Records from a collection of figures =
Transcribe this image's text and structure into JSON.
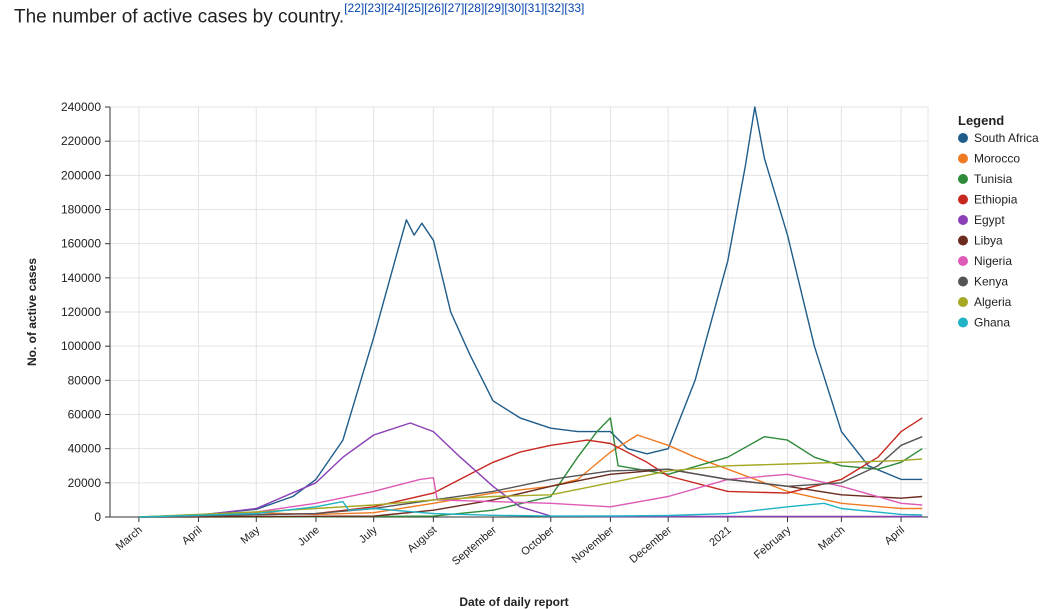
{
  "caption": {
    "text": "The number of active cases by country.",
    "refs": [
      "[22]",
      "[23]",
      "[24]",
      "[25]",
      "[26]",
      "[27]",
      "[28]",
      "[29]",
      "[30]",
      "[31]",
      "[32]",
      "[33]"
    ]
  },
  "chart_data": {
    "type": "line",
    "title": "",
    "xlabel": "Date of daily report",
    "ylabel": "No. of active cases",
    "ylim": [
      0,
      240000
    ],
    "xlim": [
      "2020-02-15",
      "2021-04-15"
    ],
    "yticks": [
      0,
      20000,
      40000,
      60000,
      80000,
      100000,
      120000,
      140000,
      160000,
      180000,
      200000,
      220000,
      240000
    ],
    "xticks": [
      {
        "label": "March",
        "date": "2020-03-01"
      },
      {
        "label": "April",
        "date": "2020-04-01"
      },
      {
        "label": "May",
        "date": "2020-05-01"
      },
      {
        "label": "June",
        "date": "2020-06-01"
      },
      {
        "label": "July",
        "date": "2020-07-01"
      },
      {
        "label": "August",
        "date": "2020-08-01"
      },
      {
        "label": "September",
        "date": "2020-09-01"
      },
      {
        "label": "October",
        "date": "2020-10-01"
      },
      {
        "label": "November",
        "date": "2020-11-01"
      },
      {
        "label": "December",
        "date": "2020-12-01"
      },
      {
        "label": "2021",
        "date": "2021-01-01"
      },
      {
        "label": "February",
        "date": "2021-02-01"
      },
      {
        "label": "March",
        "date": "2021-03-01"
      },
      {
        "label": "April",
        "date": "2021-04-01"
      }
    ],
    "grid": true,
    "legend": {
      "title": "Legend",
      "position": "right"
    },
    "series": [
      {
        "name": "South Africa",
        "color": "#1f5c8a",
        "points": [
          [
            "2020-03-01",
            0
          ],
          [
            "2020-04-01",
            1200
          ],
          [
            "2020-05-01",
            4500
          ],
          [
            "2020-05-20",
            12000
          ],
          [
            "2020-06-01",
            22000
          ],
          [
            "2020-06-15",
            45000
          ],
          [
            "2020-07-01",
            105000
          ],
          [
            "2020-07-12",
            150000
          ],
          [
            "2020-07-18",
            174000
          ],
          [
            "2020-07-22",
            165000
          ],
          [
            "2020-07-26",
            172000
          ],
          [
            "2020-08-01",
            162000
          ],
          [
            "2020-08-10",
            120000
          ],
          [
            "2020-08-20",
            95000
          ],
          [
            "2020-09-01",
            68000
          ],
          [
            "2020-09-15",
            58000
          ],
          [
            "2020-10-01",
            52000
          ],
          [
            "2020-10-15",
            50000
          ],
          [
            "2020-11-01",
            50000
          ],
          [
            "2020-11-10",
            40000
          ],
          [
            "2020-11-20",
            37000
          ],
          [
            "2020-12-01",
            40000
          ],
          [
            "2020-12-15",
            80000
          ],
          [
            "2021-01-01",
            150000
          ],
          [
            "2021-01-10",
            205000
          ],
          [
            "2021-01-15",
            240000
          ],
          [
            "2021-01-20",
            210000
          ],
          [
            "2021-02-01",
            165000
          ],
          [
            "2021-02-15",
            100000
          ],
          [
            "2021-03-01",
            50000
          ],
          [
            "2021-03-15",
            30000
          ],
          [
            "2021-04-01",
            22000
          ],
          [
            "2021-04-12",
            22000
          ]
        ]
      },
      {
        "name": "Morocco",
        "color": "#f07b24",
        "points": [
          [
            "2020-03-01",
            0
          ],
          [
            "2020-04-01",
            800
          ],
          [
            "2020-05-01",
            2500
          ],
          [
            "2020-06-01",
            1500
          ],
          [
            "2020-07-01",
            2500
          ],
          [
            "2020-08-01",
            8000
          ],
          [
            "2020-09-01",
            14000
          ],
          [
            "2020-10-01",
            18000
          ],
          [
            "2020-10-15",
            22000
          ],
          [
            "2020-11-01",
            38000
          ],
          [
            "2020-11-15",
            48000
          ],
          [
            "2020-12-01",
            42000
          ],
          [
            "2020-12-15",
            35000
          ],
          [
            "2021-01-01",
            28000
          ],
          [
            "2021-02-01",
            15000
          ],
          [
            "2021-03-01",
            8000
          ],
          [
            "2021-04-01",
            5000
          ],
          [
            "2021-04-12",
            5000
          ]
        ]
      },
      {
        "name": "Tunisia",
        "color": "#2e8b3a",
        "points": [
          [
            "2020-03-01",
            0
          ],
          [
            "2020-06-01",
            100
          ],
          [
            "2020-08-01",
            500
          ],
          [
            "2020-09-01",
            4000
          ],
          [
            "2020-10-01",
            12000
          ],
          [
            "2020-10-15",
            35000
          ],
          [
            "2020-10-25",
            50000
          ],
          [
            "2020-11-01",
            58000
          ],
          [
            "2020-11-05",
            30000
          ],
          [
            "2020-12-01",
            25000
          ],
          [
            "2021-01-01",
            35000
          ],
          [
            "2021-01-20",
            47000
          ],
          [
            "2021-02-01",
            45000
          ],
          [
            "2021-02-15",
            35000
          ],
          [
            "2021-03-01",
            30000
          ],
          [
            "2021-03-20",
            28000
          ],
          [
            "2021-04-01",
            32000
          ],
          [
            "2021-04-12",
            40000
          ]
        ]
      },
      {
        "name": "Ethiopia",
        "color": "#c8271f",
        "points": [
          [
            "2020-03-01",
            0
          ],
          [
            "2020-06-01",
            2000
          ],
          [
            "2020-07-01",
            6000
          ],
          [
            "2020-08-01",
            14000
          ],
          [
            "2020-09-01",
            32000
          ],
          [
            "2020-09-15",
            38000
          ],
          [
            "2020-10-01",
            42000
          ],
          [
            "2020-10-20",
            45000
          ],
          [
            "2020-11-01",
            43000
          ],
          [
            "2020-11-20",
            32000
          ],
          [
            "2020-12-01",
            24000
          ],
          [
            "2021-01-01",
            15000
          ],
          [
            "2021-02-01",
            14000
          ],
          [
            "2021-03-01",
            22000
          ],
          [
            "2021-03-20",
            35000
          ],
          [
            "2021-04-01",
            50000
          ],
          [
            "2021-04-12",
            58000
          ]
        ]
      },
      {
        "name": "Egypt",
        "color": "#8a3fb6",
        "points": [
          [
            "2020-03-01",
            0
          ],
          [
            "2020-04-01",
            1000
          ],
          [
            "2020-05-01",
            5000
          ],
          [
            "2020-06-01",
            20000
          ],
          [
            "2020-06-15",
            35000
          ],
          [
            "2020-07-01",
            48000
          ],
          [
            "2020-07-20",
            55000
          ],
          [
            "2020-08-01",
            50000
          ],
          [
            "2020-08-15",
            35000
          ],
          [
            "2020-09-01",
            18000
          ],
          [
            "2020-09-15",
            6000
          ],
          [
            "2020-10-01",
            500
          ],
          [
            "2020-11-01",
            300
          ],
          [
            "2020-12-01",
            300
          ],
          [
            "2021-04-12",
            300
          ]
        ]
      },
      {
        "name": "Libya",
        "color": "#6b2b1e",
        "points": [
          [
            "2020-03-01",
            0
          ],
          [
            "2020-07-01",
            500
          ],
          [
            "2020-08-01",
            4000
          ],
          [
            "2020-09-01",
            10000
          ],
          [
            "2020-10-01",
            18000
          ],
          [
            "2020-11-01",
            25000
          ],
          [
            "2020-12-01",
            28000
          ],
          [
            "2021-01-01",
            22000
          ],
          [
            "2021-02-01",
            18000
          ],
          [
            "2021-03-01",
            13000
          ],
          [
            "2021-04-01",
            11000
          ],
          [
            "2021-04-12",
            12000
          ]
        ]
      },
      {
        "name": "Nigeria",
        "color": "#de5bb5",
        "points": [
          [
            "2020-03-01",
            0
          ],
          [
            "2020-04-01",
            500
          ],
          [
            "2020-05-01",
            3000
          ],
          [
            "2020-06-01",
            8000
          ],
          [
            "2020-07-01",
            15000
          ],
          [
            "2020-07-25",
            22000
          ],
          [
            "2020-08-01",
            23000
          ],
          [
            "2020-08-03",
            10000
          ],
          [
            "2020-09-01",
            9000
          ],
          [
            "2020-10-01",
            8000
          ],
          [
            "2020-11-01",
            6000
          ],
          [
            "2020-12-01",
            12000
          ],
          [
            "2021-01-01",
            22000
          ],
          [
            "2021-02-01",
            25000
          ],
          [
            "2021-03-01",
            18000
          ],
          [
            "2021-04-01",
            8000
          ],
          [
            "2021-04-12",
            7000
          ]
        ]
      },
      {
        "name": "Kenya",
        "color": "#555555",
        "points": [
          [
            "2020-03-01",
            0
          ],
          [
            "2020-06-01",
            2000
          ],
          [
            "2020-07-01",
            5000
          ],
          [
            "2020-08-01",
            10000
          ],
          [
            "2020-09-01",
            15000
          ],
          [
            "2020-10-01",
            22000
          ],
          [
            "2020-11-01",
            27000
          ],
          [
            "2020-12-01",
            28000
          ],
          [
            "2021-01-01",
            22000
          ],
          [
            "2021-02-01",
            18000
          ],
          [
            "2021-03-01",
            20000
          ],
          [
            "2021-03-20",
            30000
          ],
          [
            "2021-04-01",
            42000
          ],
          [
            "2021-04-12",
            47000
          ]
        ]
      },
      {
        "name": "Algeria",
        "color": "#a5a823",
        "points": [
          [
            "2020-03-01",
            0
          ],
          [
            "2020-05-01",
            3000
          ],
          [
            "2020-06-01",
            5000
          ],
          [
            "2020-07-01",
            7000
          ],
          [
            "2020-08-01",
            10000
          ],
          [
            "2020-09-01",
            12000
          ],
          [
            "2020-10-01",
            13000
          ],
          [
            "2020-11-01",
            20000
          ],
          [
            "2020-12-01",
            27000
          ],
          [
            "2021-01-01",
            30000
          ],
          [
            "2021-02-01",
            31000
          ],
          [
            "2021-03-01",
            32000
          ],
          [
            "2021-04-01",
            33000
          ],
          [
            "2021-04-12",
            34000
          ]
        ]
      },
      {
        "name": "Ghana",
        "color": "#1fb3c4",
        "points": [
          [
            "2020-03-01",
            0
          ],
          [
            "2020-05-01",
            2000
          ],
          [
            "2020-06-01",
            6000
          ],
          [
            "2020-06-15",
            9000
          ],
          [
            "2020-06-18",
            4000
          ],
          [
            "2020-07-01",
            5000
          ],
          [
            "2020-08-01",
            2000
          ],
          [
            "2020-09-01",
            1000
          ],
          [
            "2020-10-01",
            500
          ],
          [
            "2020-11-01",
            600
          ],
          [
            "2020-12-01",
            900
          ],
          [
            "2021-01-01",
            2000
          ],
          [
            "2021-02-01",
            6000
          ],
          [
            "2021-02-20",
            8000
          ],
          [
            "2021-03-01",
            5000
          ],
          [
            "2021-04-01",
            1500
          ],
          [
            "2021-04-12",
            1200
          ]
        ]
      }
    ]
  }
}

What to produce =
Your answer should be only a number: how many lines of the data above contain the string "text"?

Reply =
2